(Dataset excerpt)
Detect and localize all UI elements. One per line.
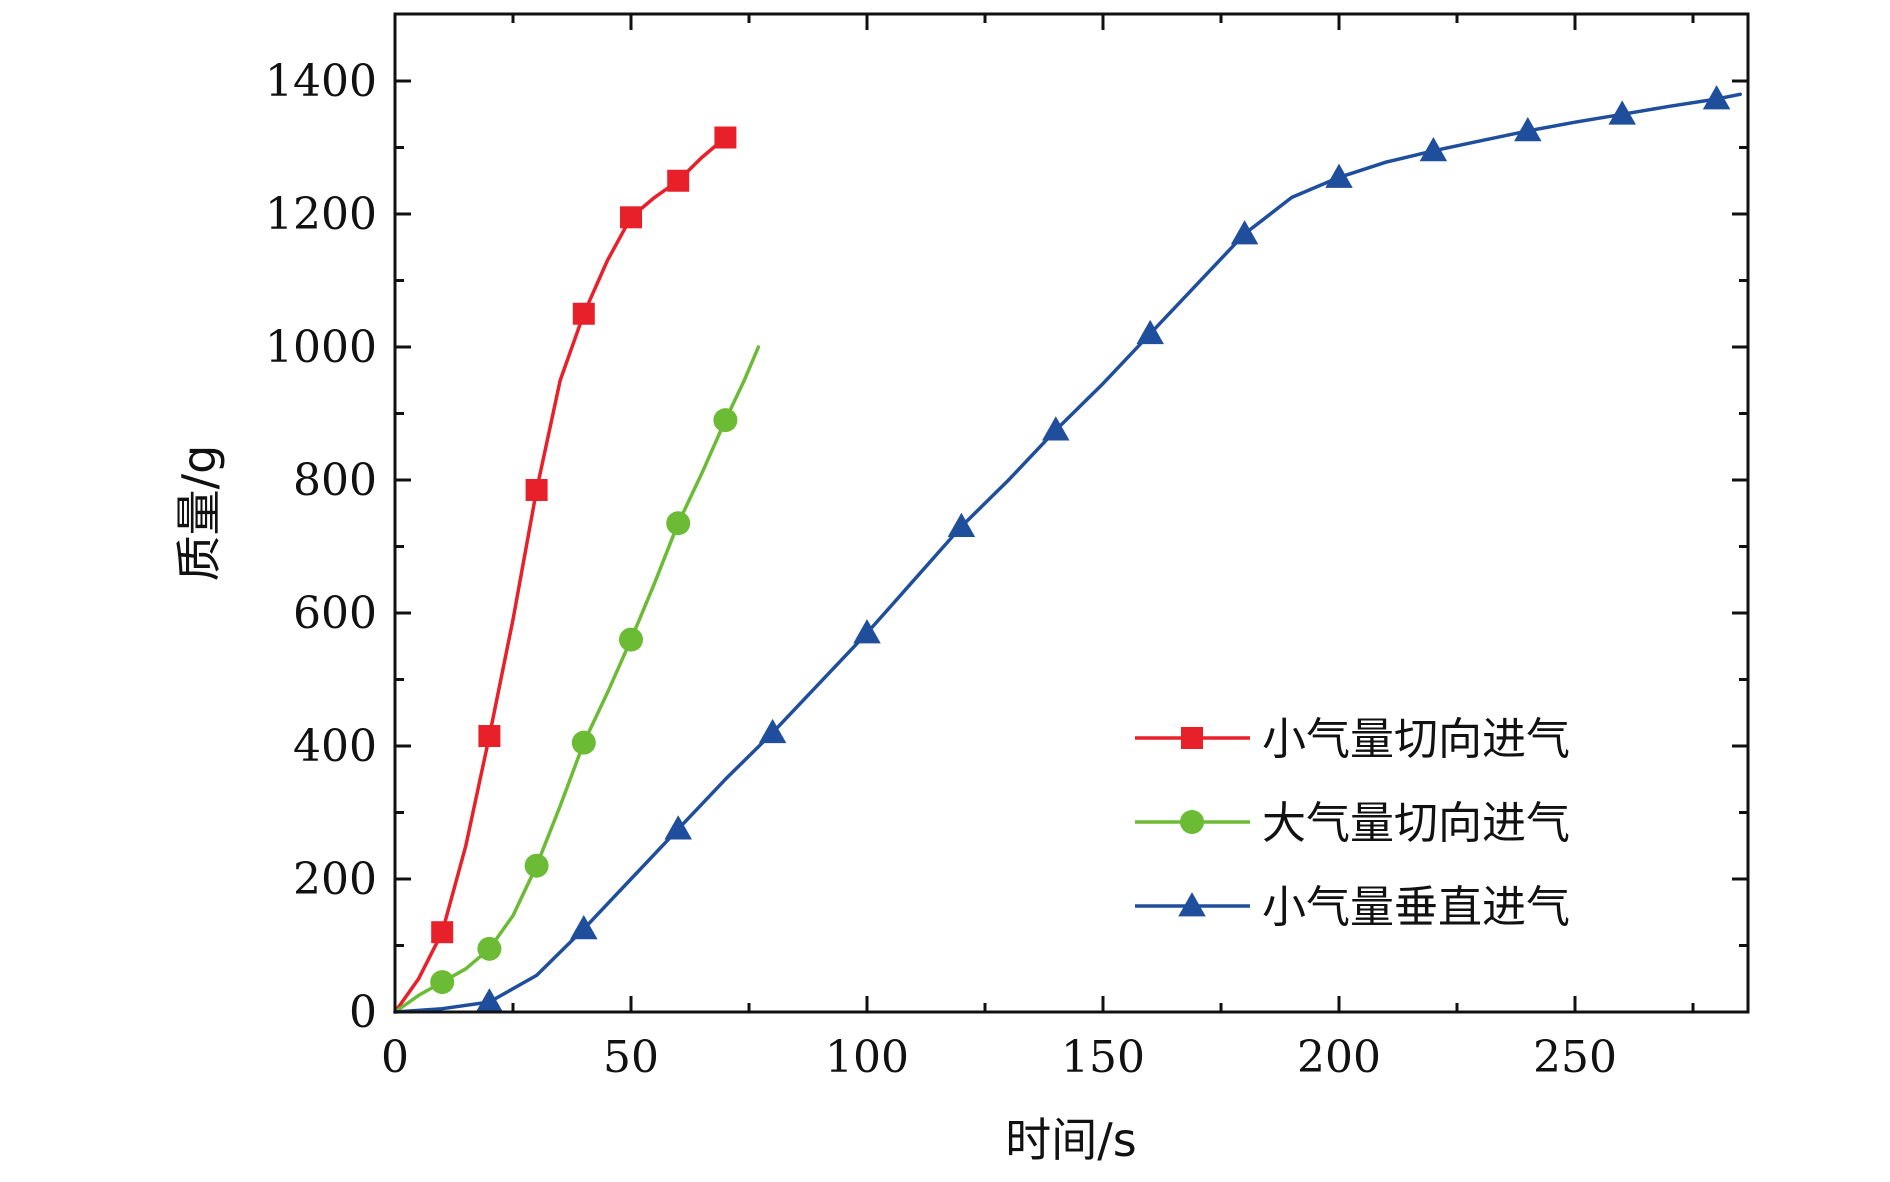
series-3 [393, 85, 1742, 1014]
series-1-marker [478, 725, 501, 748]
series-2-line [393, 345, 761, 1014]
legend-marker [1178, 892, 1206, 917]
series-3-marker [475, 988, 504, 1013]
y-tick-label: 1000 [265, 322, 377, 373]
series-2 [393, 345, 761, 1014]
series-3-marker [1419, 136, 1448, 162]
series-1 [393, 126, 737, 1014]
series-3-marker [758, 718, 787, 744]
series-3-marker [1514, 117, 1542, 142]
series-3-marker [1136, 319, 1164, 345]
y-tick-label: 1400 [265, 56, 377, 107]
y-tick-label: 1200 [265, 189, 377, 240]
series-3-marker [947, 512, 976, 537]
series-3-marker [1702, 85, 1731, 110]
series-1-marker [714, 126, 737, 149]
x-tick-label: 200 [1297, 1032, 1381, 1083]
legend-marker [1181, 727, 1203, 749]
series-1-marker [667, 169, 690, 192]
x-tick-label: 250 [1533, 1032, 1617, 1083]
series-2-marker [571, 730, 596, 755]
legend-entry: 大气量切向进气 [1135, 798, 1570, 849]
series-2-marker [666, 511, 691, 536]
x-axis-title: 时间/s [1005, 1113, 1136, 1167]
plot-frame [393, 12, 1750, 1014]
y-tick-label: 800 [293, 455, 377, 506]
series-layer [393, 85, 1742, 1014]
series-1-line [393, 135, 728, 1014]
y-tick-label: 200 [293, 854, 377, 905]
y-tick-label: 600 [293, 588, 377, 639]
legend-entry: 小气量切向进气 [1135, 714, 1570, 765]
series-3-marker [1230, 220, 1259, 245]
legend-marker [1180, 810, 1204, 834]
series-3-marker [570, 915, 598, 940]
legend-entry: 小气量垂直进气 [1135, 882, 1570, 933]
series-3-marker [664, 815, 692, 840]
series-2-marker [619, 627, 643, 652]
y-axis-title: 质量/g [172, 445, 226, 582]
legend-label: 大气量切向进气 [1262, 798, 1570, 849]
series-2-marker [430, 970, 455, 995]
series-1-marker [431, 921, 454, 944]
x-tick-label: 100 [825, 1032, 909, 1083]
series-1-marker [620, 206, 642, 229]
legend-label: 小气量垂直进气 [1262, 882, 1570, 933]
legend-label: 小气量切向进气 [1262, 714, 1570, 765]
y-tick-labels: 0 200 400 600 800 1000 1200 1400 [265, 56, 377, 1038]
x-tick-label: 50 [603, 1032, 659, 1083]
series-3-marker [1325, 163, 1353, 188]
y-tick-label: 400 [293, 721, 377, 772]
series-2-marker [713, 408, 738, 433]
series-1-marker [525, 478, 548, 501]
series-3-line [393, 92, 1742, 1014]
series-2-marker [477, 936, 502, 961]
series-3-marker [1042, 416, 1070, 441]
x-tick-label: 150 [1061, 1032, 1145, 1083]
series-3-marker [853, 619, 881, 644]
ticks-layer [393, 14, 1748, 1014]
series-1-marker [572, 302, 595, 325]
series-3-marker [1608, 100, 1636, 125]
x-tick-label: 0 [381, 1032, 409, 1083]
series-2-marker [524, 853, 549, 878]
y-tick-label: 0 [349, 987, 377, 1038]
x-tick-labels: 0 50 100 150 200 250 [381, 1032, 1617, 1083]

* _Task brief_:
Pull out every line of the data above verbatim, omitting the pictures.

* _Solution for this task_:
Detect and localize all UI elements. One per line.
series-3 [393, 85, 1742, 1014]
series-1-marker [478, 725, 501, 748]
series-2-line [393, 345, 761, 1014]
legend-marker [1178, 892, 1206, 917]
series-3-marker [475, 988, 504, 1013]
y-tick-label: 1000 [265, 322, 377, 373]
series-2 [393, 345, 761, 1014]
series-3-marker [1419, 136, 1448, 162]
series-1 [393, 126, 737, 1014]
series-3-marker [758, 718, 787, 744]
series-3-marker [1514, 117, 1542, 142]
series-3-marker [1136, 319, 1164, 345]
y-tick-label: 1400 [265, 56, 377, 107]
y-tick-label: 1200 [265, 189, 377, 240]
series-3-marker [947, 512, 976, 537]
series-3-marker [1702, 85, 1731, 110]
series-1-marker [714, 126, 737, 149]
x-tick-label: 200 [1297, 1032, 1381, 1083]
legend-marker [1181, 727, 1203, 749]
series-1-marker [667, 169, 690, 192]
x-tick-label: 250 [1533, 1032, 1617, 1083]
series-2-marker [571, 730, 596, 755]
legend-entry: 大气量切向进气 [1135, 798, 1570, 849]
series-2-marker [666, 511, 691, 536]
x-axis-title: 时间/s [1005, 1113, 1136, 1167]
plot-frame [393, 12, 1750, 1014]
y-tick-label: 800 [293, 455, 377, 506]
series-layer [393, 85, 1742, 1014]
series-1-line [393, 135, 728, 1014]
y-tick-label: 200 [293, 854, 377, 905]
y-tick-label: 600 [293, 588, 377, 639]
legend-entry: 小气量切向进气 [1135, 714, 1570, 765]
series-3-marker [1230, 220, 1259, 245]
legend-marker [1180, 810, 1204, 834]
series-3-marker [570, 915, 598, 940]
legend-entry: 小气量垂直进气 [1135, 882, 1570, 933]
series-3-marker [664, 815, 692, 840]
series-2-marker [619, 627, 643, 652]
y-axis-title: 质量/g [172, 445, 226, 582]
legend-label: 大气量切向进气 [1262, 798, 1570, 849]
series-2-marker [430, 970, 455, 995]
series-1-marker [431, 921, 454, 944]
x-tick-label: 100 [825, 1032, 909, 1083]
series-1-marker [620, 206, 642, 229]
legend-label: 小气量垂直进气 [1262, 882, 1570, 933]
legend-label: 小气量切向进气 [1262, 714, 1570, 765]
y-tick-labels: 0 200 400 600 800 1000 1200 1400 [265, 56, 377, 1038]
x-tick-label: 50 [603, 1032, 659, 1083]
series-3-marker [1325, 163, 1353, 188]
y-tick-label: 400 [293, 721, 377, 772]
series-2-marker [713, 408, 738, 433]
series-1-marker [525, 478, 548, 501]
series-3-line [393, 92, 1742, 1014]
series-2-marker [477, 936, 502, 961]
series-3-marker [1042, 416, 1070, 441]
x-tick-label: 150 [1061, 1032, 1145, 1083]
series-3-marker [853, 619, 881, 644]
ticks-layer [393, 14, 1748, 1014]
series-1-marker [572, 302, 595, 325]
series-3-marker [1608, 100, 1636, 125]
x-tick-label: 0 [381, 1032, 409, 1083]
series-2-marker [524, 853, 549, 878]
y-tick-label: 0 [349, 987, 377, 1038]
x-tick-labels: 0 50 100 150 200 250 [381, 1032, 1617, 1083]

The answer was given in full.